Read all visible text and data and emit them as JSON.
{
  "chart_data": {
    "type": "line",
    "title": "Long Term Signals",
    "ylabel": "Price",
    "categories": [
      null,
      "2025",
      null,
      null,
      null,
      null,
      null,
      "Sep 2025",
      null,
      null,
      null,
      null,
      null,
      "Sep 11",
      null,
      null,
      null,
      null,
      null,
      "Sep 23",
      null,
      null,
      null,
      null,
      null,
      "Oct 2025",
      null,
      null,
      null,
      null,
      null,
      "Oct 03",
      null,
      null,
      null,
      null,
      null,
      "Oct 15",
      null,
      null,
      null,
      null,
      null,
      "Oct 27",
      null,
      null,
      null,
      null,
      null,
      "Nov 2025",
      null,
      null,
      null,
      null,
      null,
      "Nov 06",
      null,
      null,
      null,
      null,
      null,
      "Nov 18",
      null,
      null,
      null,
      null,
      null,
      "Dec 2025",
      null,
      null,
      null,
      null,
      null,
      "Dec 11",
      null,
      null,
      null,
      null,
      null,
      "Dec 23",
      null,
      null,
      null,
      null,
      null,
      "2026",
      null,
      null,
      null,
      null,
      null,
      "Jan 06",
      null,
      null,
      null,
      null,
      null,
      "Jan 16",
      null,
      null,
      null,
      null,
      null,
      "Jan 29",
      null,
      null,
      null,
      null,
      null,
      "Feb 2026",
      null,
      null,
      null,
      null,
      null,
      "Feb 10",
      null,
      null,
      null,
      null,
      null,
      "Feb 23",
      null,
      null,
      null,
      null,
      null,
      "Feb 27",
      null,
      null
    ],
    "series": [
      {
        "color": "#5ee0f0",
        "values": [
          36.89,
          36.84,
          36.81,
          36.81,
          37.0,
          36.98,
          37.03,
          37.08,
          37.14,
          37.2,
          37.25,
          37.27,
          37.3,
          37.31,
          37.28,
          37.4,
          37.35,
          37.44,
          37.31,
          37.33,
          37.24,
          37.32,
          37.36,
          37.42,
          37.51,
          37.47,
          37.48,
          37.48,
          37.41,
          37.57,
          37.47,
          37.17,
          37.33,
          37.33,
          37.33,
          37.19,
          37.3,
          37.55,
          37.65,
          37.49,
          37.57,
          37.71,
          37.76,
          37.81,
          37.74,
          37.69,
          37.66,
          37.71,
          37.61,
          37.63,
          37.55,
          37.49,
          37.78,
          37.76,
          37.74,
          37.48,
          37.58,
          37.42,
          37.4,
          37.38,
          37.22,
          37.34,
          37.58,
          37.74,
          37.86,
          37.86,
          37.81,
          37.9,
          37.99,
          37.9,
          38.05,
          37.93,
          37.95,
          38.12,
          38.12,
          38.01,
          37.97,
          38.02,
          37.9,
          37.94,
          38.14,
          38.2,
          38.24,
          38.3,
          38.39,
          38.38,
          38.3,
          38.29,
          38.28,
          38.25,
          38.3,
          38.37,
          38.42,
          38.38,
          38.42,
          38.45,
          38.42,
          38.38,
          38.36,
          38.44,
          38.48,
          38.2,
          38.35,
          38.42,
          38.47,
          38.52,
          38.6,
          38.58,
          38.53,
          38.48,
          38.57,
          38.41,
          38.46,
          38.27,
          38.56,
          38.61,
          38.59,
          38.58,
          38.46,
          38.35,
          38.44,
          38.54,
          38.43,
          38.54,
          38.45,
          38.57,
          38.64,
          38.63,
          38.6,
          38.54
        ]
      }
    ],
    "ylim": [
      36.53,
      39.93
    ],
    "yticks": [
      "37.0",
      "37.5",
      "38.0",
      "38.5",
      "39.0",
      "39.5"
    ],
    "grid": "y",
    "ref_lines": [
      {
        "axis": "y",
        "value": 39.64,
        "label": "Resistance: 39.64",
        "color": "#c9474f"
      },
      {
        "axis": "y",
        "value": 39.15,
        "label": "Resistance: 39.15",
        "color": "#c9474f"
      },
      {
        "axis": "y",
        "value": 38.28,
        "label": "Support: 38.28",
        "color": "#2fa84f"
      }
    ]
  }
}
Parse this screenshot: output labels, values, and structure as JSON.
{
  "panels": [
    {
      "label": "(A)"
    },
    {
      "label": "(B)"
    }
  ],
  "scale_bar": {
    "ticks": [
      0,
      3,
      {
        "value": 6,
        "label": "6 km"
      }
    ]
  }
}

▶ **EXERCISE DESCRIPTION**: State the count of lines that contain the string "Resistance". Nothing else is needed.

▶ **FINAL RESULT**: 2